(STATED PROBLEM) Convert everything from the first line of the items up to and including the line that contains "paragraph-illustrations-intro: The following" into a JSON list of strings, with one string per line and any blank lines left out.

(PROVIDED RECORDS)

◇ ◇ ◇

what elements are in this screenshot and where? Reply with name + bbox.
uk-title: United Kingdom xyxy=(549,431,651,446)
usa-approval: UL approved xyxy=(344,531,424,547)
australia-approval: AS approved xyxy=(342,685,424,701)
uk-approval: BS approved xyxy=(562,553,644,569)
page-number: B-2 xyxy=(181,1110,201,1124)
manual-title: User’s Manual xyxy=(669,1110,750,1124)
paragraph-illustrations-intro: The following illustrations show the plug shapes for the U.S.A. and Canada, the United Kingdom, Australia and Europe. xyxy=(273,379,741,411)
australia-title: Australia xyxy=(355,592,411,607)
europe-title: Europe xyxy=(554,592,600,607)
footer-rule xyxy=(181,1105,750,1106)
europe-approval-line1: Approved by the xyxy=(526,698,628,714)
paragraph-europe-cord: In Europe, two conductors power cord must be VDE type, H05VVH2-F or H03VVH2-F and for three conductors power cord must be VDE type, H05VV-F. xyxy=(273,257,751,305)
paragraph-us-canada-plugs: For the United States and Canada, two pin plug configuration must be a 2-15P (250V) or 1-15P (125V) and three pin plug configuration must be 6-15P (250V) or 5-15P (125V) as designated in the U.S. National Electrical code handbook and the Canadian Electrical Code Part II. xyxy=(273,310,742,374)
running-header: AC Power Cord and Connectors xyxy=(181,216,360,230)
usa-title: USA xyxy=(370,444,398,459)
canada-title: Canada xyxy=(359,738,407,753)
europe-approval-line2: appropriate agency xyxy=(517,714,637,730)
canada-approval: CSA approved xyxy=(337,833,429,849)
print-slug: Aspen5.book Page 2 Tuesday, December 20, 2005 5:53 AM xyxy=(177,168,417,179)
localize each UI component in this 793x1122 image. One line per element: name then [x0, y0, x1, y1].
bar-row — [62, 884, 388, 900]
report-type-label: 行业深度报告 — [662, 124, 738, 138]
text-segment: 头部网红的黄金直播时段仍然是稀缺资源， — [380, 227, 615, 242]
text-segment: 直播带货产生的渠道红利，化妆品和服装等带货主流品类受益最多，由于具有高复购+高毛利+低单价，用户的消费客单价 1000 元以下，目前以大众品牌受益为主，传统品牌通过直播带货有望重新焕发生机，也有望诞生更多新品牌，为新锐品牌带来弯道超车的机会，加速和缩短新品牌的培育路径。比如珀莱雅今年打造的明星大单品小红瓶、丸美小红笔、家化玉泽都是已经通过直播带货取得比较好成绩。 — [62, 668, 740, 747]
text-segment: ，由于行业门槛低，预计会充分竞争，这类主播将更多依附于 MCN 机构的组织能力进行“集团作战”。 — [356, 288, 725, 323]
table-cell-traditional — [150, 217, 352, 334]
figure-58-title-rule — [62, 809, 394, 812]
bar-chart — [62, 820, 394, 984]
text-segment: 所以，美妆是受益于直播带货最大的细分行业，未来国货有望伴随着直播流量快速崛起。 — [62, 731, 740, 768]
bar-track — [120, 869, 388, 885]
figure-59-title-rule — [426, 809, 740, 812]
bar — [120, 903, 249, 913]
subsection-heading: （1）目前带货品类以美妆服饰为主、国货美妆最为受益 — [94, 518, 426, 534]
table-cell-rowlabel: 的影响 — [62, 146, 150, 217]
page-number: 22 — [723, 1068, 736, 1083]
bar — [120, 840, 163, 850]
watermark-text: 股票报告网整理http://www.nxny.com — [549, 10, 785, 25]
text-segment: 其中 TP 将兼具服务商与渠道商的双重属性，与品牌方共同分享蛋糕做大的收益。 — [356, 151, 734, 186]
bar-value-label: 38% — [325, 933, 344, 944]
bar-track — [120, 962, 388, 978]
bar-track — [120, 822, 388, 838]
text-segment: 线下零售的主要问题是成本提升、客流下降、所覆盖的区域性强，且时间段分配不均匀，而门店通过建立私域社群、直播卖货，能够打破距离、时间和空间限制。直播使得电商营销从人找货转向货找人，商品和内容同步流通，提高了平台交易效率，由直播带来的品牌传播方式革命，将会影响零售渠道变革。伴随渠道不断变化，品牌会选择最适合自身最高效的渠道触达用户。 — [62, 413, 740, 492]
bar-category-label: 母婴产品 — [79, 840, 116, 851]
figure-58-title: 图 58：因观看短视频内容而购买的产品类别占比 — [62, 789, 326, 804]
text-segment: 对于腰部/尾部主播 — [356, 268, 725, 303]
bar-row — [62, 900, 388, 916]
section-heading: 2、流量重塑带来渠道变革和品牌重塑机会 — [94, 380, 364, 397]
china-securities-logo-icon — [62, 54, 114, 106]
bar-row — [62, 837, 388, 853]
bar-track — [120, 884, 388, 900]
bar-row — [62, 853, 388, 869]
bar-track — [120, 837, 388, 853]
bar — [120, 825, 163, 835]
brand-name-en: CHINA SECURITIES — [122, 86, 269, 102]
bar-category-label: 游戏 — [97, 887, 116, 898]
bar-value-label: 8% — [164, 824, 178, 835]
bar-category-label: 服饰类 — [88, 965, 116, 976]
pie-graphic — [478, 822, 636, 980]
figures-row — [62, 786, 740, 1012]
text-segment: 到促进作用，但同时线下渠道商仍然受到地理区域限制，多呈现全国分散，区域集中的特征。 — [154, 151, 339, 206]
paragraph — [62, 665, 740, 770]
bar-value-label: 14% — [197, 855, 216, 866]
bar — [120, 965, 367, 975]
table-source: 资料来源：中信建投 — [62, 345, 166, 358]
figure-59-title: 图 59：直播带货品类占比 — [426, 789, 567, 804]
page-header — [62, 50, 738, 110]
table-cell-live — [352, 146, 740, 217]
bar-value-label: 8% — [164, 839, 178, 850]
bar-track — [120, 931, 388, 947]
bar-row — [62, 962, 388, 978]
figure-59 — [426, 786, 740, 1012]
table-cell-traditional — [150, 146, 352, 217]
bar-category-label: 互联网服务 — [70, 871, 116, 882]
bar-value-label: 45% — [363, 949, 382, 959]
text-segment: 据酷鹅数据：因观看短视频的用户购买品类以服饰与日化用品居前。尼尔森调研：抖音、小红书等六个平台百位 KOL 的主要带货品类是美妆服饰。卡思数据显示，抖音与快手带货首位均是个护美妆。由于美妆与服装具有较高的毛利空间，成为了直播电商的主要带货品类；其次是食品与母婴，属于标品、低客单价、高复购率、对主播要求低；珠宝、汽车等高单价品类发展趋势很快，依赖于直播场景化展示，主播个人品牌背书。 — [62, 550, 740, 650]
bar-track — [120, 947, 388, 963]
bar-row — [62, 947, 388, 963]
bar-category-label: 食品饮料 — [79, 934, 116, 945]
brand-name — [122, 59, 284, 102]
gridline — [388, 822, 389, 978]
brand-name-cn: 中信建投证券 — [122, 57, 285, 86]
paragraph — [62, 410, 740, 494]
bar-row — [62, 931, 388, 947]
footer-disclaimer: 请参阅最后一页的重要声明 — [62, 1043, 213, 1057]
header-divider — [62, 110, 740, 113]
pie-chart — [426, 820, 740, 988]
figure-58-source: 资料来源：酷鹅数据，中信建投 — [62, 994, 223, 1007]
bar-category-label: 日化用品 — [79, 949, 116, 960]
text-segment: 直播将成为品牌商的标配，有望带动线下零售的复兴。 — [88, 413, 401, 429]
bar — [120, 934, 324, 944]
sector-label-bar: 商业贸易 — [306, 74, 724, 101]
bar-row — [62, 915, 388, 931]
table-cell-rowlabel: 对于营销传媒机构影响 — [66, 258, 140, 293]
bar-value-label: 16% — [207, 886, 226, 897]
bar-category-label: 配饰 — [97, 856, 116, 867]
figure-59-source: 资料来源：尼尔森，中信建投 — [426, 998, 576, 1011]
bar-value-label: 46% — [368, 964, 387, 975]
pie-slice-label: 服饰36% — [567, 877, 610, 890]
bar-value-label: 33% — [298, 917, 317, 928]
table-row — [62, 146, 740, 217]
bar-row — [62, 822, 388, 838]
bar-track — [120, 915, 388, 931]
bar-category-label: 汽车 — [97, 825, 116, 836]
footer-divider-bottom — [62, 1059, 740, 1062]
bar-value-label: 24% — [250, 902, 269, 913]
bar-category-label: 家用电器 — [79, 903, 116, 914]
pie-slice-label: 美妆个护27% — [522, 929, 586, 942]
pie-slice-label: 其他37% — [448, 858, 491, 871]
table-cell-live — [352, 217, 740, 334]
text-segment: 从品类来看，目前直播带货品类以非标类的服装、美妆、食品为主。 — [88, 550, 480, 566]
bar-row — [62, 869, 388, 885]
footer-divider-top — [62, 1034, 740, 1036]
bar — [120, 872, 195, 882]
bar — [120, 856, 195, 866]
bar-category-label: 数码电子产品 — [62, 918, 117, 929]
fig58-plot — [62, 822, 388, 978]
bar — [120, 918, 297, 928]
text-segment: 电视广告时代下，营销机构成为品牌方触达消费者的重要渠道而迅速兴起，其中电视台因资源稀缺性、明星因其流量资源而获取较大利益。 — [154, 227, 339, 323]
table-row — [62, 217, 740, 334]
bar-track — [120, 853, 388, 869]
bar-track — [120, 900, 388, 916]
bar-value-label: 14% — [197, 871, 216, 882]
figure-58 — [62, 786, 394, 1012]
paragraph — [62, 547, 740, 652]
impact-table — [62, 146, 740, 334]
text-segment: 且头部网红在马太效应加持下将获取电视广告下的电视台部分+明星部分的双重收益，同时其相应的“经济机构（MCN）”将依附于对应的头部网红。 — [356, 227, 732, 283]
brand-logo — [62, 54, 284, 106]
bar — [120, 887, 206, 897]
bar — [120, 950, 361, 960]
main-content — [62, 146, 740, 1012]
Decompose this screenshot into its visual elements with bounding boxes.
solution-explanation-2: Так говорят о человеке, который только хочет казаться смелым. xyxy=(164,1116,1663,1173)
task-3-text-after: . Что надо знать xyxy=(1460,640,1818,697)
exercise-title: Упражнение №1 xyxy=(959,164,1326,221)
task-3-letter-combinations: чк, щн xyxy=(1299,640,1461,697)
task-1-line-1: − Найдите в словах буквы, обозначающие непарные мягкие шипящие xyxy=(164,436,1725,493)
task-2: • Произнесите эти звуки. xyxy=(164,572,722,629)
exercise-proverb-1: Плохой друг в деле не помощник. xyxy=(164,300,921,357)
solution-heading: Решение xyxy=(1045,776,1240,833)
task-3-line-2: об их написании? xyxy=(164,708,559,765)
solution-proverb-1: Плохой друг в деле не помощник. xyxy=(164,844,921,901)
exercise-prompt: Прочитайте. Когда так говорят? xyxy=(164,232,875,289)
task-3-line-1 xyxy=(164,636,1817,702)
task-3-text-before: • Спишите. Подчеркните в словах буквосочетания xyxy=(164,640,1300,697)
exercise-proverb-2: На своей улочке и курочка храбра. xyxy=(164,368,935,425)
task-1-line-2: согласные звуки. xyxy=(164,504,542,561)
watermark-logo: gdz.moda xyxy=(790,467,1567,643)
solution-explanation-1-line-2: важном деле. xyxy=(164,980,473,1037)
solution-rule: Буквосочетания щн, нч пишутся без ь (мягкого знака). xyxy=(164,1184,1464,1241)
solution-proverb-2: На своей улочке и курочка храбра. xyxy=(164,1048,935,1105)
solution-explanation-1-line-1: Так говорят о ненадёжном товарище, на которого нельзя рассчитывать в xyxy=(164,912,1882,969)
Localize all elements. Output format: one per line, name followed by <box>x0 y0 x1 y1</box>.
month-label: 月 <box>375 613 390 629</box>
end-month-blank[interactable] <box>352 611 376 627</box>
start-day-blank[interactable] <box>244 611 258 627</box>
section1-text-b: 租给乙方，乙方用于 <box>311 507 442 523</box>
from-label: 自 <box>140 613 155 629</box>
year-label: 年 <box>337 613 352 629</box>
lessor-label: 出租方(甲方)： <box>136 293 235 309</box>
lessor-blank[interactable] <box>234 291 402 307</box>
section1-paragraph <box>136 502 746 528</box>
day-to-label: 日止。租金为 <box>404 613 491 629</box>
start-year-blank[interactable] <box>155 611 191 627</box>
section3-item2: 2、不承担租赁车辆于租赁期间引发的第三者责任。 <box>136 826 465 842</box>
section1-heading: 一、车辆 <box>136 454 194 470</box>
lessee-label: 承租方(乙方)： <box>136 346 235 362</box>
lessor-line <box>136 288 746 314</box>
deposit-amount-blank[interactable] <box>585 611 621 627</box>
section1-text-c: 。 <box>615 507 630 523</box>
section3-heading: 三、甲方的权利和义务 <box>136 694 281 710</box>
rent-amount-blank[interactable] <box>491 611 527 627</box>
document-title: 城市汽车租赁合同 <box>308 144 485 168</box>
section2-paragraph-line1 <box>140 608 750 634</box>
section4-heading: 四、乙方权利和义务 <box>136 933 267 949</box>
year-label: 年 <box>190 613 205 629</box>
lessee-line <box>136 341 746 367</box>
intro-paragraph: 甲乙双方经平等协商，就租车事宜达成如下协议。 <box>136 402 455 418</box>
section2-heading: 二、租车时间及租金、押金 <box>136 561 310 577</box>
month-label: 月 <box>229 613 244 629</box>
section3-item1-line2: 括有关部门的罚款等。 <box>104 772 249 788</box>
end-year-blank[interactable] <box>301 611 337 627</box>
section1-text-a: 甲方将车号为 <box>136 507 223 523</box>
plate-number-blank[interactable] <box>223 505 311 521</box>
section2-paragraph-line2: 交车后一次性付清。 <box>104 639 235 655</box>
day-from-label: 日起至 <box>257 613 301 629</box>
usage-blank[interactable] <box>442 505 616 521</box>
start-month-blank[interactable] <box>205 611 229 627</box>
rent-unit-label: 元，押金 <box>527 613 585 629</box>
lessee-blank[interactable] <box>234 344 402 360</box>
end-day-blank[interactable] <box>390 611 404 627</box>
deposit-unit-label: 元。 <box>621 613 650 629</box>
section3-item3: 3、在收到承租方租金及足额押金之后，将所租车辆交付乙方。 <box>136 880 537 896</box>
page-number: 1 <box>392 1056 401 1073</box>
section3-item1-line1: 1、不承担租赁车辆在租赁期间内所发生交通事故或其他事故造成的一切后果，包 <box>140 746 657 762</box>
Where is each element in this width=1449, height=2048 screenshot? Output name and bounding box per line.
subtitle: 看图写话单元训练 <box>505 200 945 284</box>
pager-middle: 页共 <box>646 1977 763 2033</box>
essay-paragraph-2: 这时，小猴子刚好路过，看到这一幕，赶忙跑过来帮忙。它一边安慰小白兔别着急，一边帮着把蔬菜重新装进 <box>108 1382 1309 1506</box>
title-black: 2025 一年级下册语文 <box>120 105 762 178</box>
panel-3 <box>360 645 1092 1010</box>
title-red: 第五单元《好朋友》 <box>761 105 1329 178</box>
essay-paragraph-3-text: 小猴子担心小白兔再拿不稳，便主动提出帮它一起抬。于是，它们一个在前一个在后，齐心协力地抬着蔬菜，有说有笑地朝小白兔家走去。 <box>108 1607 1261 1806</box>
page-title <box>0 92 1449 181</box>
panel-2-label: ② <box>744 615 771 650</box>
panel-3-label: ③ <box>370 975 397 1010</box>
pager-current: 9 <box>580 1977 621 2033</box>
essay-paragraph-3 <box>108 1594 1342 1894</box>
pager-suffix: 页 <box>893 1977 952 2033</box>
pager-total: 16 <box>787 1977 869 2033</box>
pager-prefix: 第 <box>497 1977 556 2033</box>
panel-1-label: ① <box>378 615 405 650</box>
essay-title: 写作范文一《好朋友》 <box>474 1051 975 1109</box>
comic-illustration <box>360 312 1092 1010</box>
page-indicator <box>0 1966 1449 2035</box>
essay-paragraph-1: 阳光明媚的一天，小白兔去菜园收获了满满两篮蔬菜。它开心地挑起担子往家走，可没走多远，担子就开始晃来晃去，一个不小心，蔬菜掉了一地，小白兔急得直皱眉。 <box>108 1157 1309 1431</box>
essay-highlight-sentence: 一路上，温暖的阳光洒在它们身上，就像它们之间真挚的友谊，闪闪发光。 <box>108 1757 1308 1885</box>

◇ ◇ ◇

(SOLUTION FOR THIS TASK)
[
  "what elements are in this screenshot and where? Reply with name + bbox.",
  "uk-title: United Kingdom xyxy=(549,431,651,446)",
  "usa-approval: UL approved xyxy=(344,531,424,547)",
  "australia-approval: AS approved xyxy=(342,685,424,701)",
  "uk-approval: BS approved xyxy=(562,553,644,569)",
  "page-number: B-2 xyxy=(181,1110,201,1124)",
  "manual-title: User’s Manual xyxy=(669,1110,750,1124)",
  "paragraph-illustrations-intro: The following illustrations show the plug shapes for the U.S.A. and Canada, the United Kingdom, Australia and Europe. xyxy=(273,379,741,411)"
]